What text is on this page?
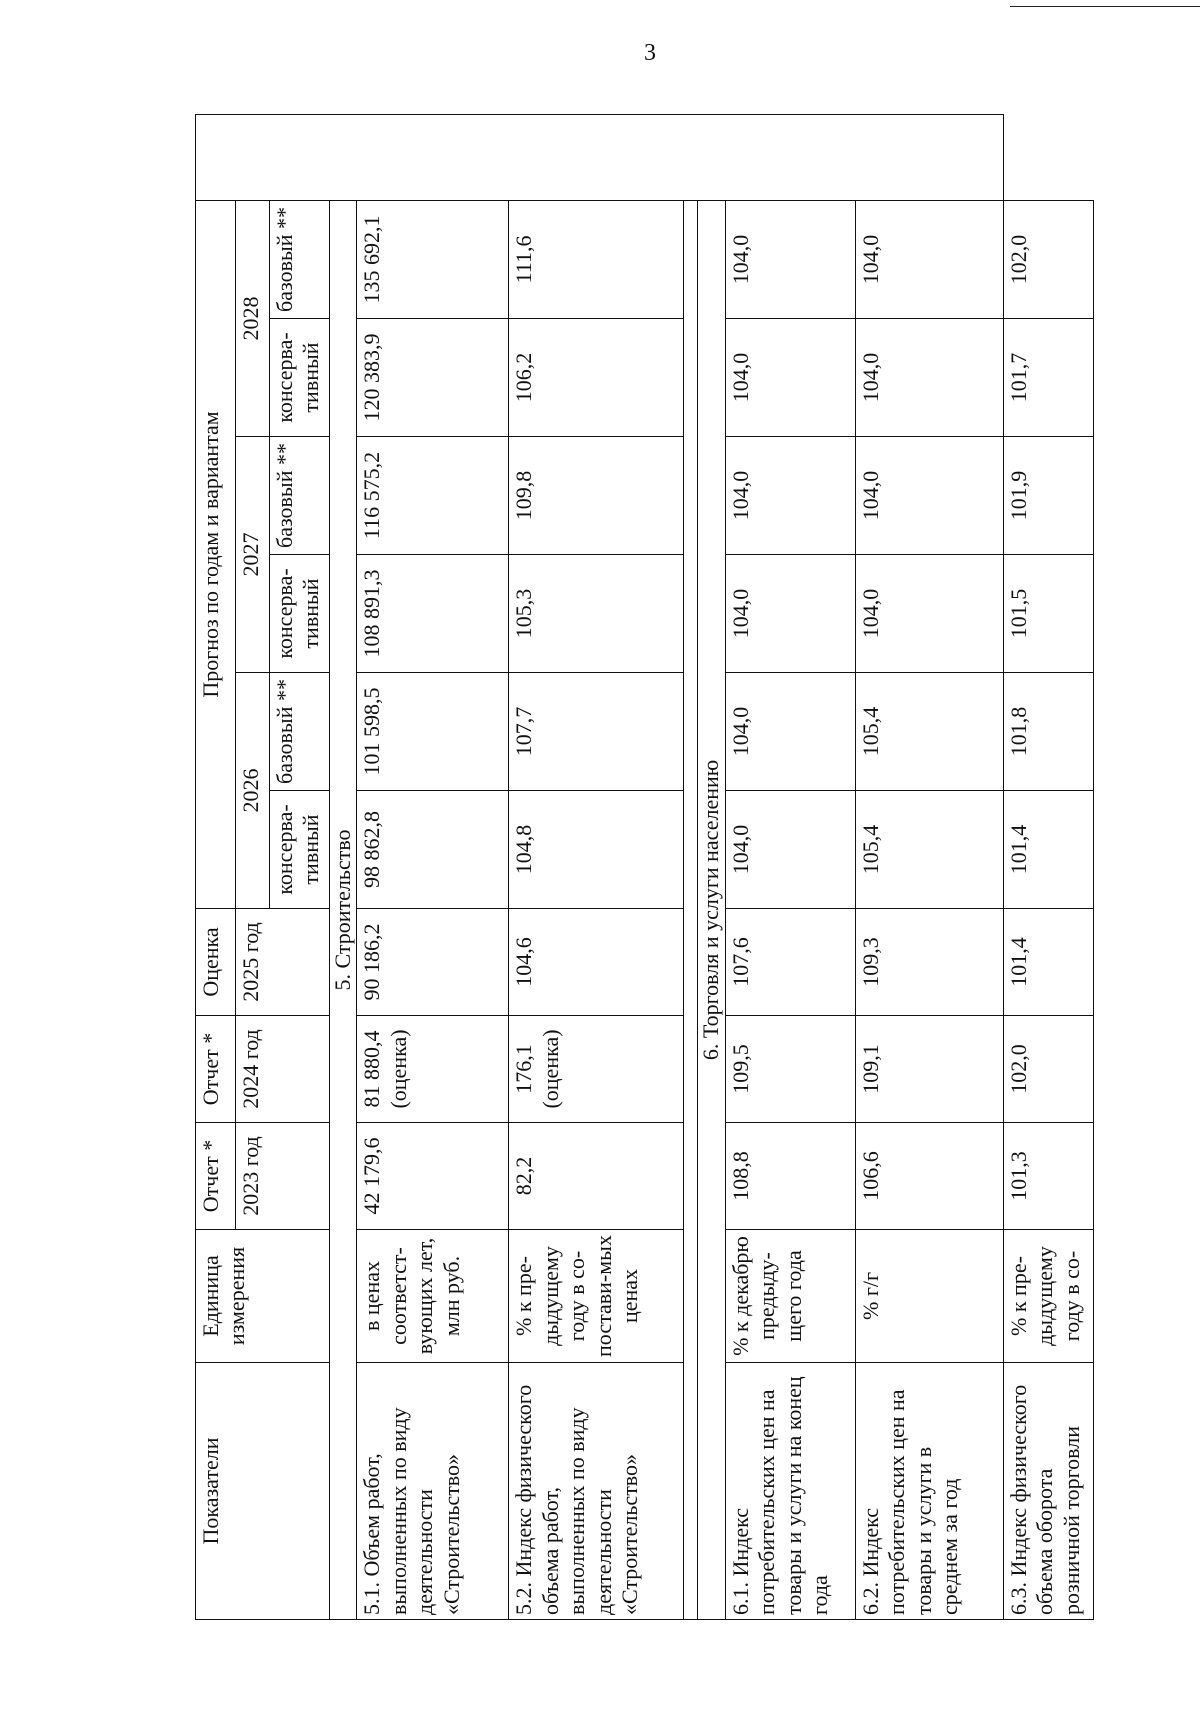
3
Показатели	Единица измерения	Отчет *	Отчет *	Оценка	Прогноз по годам и вариантам						
		2023 год	2024 год	2025 год	2026		2027		2028		
					консерва-тивный	базовый **	консерва-тивный	базовый **	консерва-тивный	базовый **	
5. Строительство											
5.1. Объем работ, выполненных по виду деятельности «Строительство»	в ценах соответст-вующих лет, млн руб.	42 179,6	81 880,4 (оценка)	90 186,2	98 862,8	101 598,5	108 891,3	116 575,2	120 383,9	135 692,1	
5.2. Индекс физического объема работ, выполненных по виду деятельности «Строительство»	% к пре-дыдущему году в со-постави-мых ценах	82,2	176,1 (оценка)	104,6	104,8	107,7	105,3	109,8	106,2	111,6	

6. Торговля и услуги населению											
6.1. Индекс потребительских цен на товары и услуги на конец года	% к декабрю предыду-щего года	108,8	109,5	107,6	104,0	104,0	104,0	104,0	104,0	104,0	
6.2. Индекс потребительских цен на товары и услуги в среднем за год	% г/г	106,6	109,1	109,3	105,4	105,4	104,0	104,0	104,0	104,0	
6.3. Индекс физического объема оборота розничной торговли	% к пре-дыдущему году в со-	101,3	102,0	101,4	101,4	101,8	101,5	101,9	101,7	102,0	
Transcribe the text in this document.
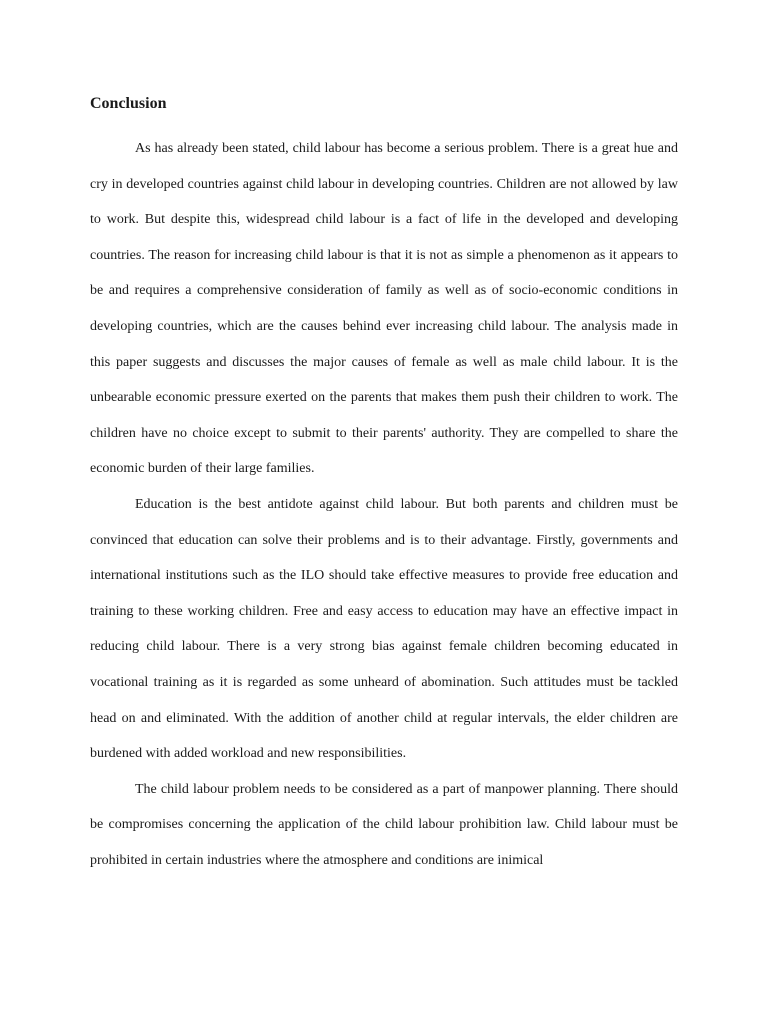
Conclusion

As has already been stated, child labour has become a serious problem. There is a great hue and cry in developed countries against child labour in developing countries. Children are not allowed by law to work. But despite this, widespread child labour is a fact of life in the developed and developing countries. The reason for increasing child labour is that it is not as simple a phenomenon as it appears to be and requires a comprehensive consideration of family as well as of socio-economic conditions in developing countries, which are the causes behind ever increasing child labour. The analysis made in this paper suggests and discusses the major causes of female as well as male child labour. It is the unbearable economic pressure exerted on the parents that makes them push their children to work. The children have no choice except to submit to their parents' authority. They are compelled to share the economic burden of their large families.

Education is the best antidote against child labour. But both parents and children must be convinced that education can solve their problems and is to their advantage. Firstly, governments and international institutions such as the ILO should take effective measures to provide free education and training to these working children. Free and easy access to education may have an effective impact in reducing child labour. There is a very strong bias against female children becoming educated in vocational training as it is regarded as some unheard of abomination. Such attitudes must be tackled head on and eliminated. With the addition of another child at regular intervals, the elder children are burdened with added workload and new responsibilities.

The child labour problem needs to be considered as a part of manpower planning. There should be compromises concerning the application of the child labour prohibition law. Child labour must be prohibited in certain industries where the atmosphere and conditions are inimical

▬▬▬▬▬▬▬▬▬▬

* _Required work_: Pull out all lines containing the word "ценах" from the entries above.

* _Worked answer_:
5.1. Объем работ, выполненных по виду деятельности «Строительство»	в ценах соответст-вующих лет, млн руб.	42 179,6	81 880,4 (оценка)	90 186,2	98 862,8	101 598,5	108 891,3	116 575,2	120 383,9	135 692,1	
5.2. Индекс физического объема работ, выполненных по виду деятельности «Строительство»	% к пре-дыдущему году в со-постави-мых ценах	82,2	176,1 (оценка)	104,6	104,8	107,7	105,3	109,8	106,2	111,6	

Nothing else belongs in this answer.